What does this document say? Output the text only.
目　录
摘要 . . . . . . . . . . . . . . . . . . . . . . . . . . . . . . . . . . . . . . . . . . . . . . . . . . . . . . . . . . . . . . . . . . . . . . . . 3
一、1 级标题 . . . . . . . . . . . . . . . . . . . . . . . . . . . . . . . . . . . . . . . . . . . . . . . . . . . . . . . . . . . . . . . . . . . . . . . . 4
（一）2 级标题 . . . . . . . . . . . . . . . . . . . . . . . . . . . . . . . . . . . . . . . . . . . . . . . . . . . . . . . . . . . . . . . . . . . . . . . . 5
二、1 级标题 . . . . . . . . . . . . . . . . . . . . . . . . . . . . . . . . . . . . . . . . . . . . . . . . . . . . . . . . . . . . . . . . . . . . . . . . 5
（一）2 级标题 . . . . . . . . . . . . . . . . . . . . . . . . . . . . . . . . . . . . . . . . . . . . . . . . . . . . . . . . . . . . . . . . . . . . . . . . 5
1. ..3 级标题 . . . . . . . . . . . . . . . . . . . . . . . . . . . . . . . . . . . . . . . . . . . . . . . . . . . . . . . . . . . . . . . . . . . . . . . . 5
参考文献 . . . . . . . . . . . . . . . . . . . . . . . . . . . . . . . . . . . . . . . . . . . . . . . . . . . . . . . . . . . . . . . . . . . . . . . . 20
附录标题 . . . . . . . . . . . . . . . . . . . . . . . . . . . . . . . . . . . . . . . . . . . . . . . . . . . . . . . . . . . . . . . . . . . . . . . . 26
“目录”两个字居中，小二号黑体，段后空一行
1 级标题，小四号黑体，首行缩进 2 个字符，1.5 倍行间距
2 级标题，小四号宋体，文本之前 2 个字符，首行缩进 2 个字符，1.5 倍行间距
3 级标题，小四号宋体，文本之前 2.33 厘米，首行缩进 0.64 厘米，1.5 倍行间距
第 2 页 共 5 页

----------

◆ Requirements ◆
Search the preceding listing for the word "倍行间距" and pull out every line that holds it.

◆ Answer in full ◆
1 级标题，小四号黑体，首行缩进 2 个字符，1.5 倍行间距
2 级标题，小四号宋体，文本之前 2 个字符，首行缩进 2 个字符，1.5 倍行间距
3 级标题，小四号宋体，文本之前 2.33 厘米，首行缩进 0.64 厘米，1.5 倍行间距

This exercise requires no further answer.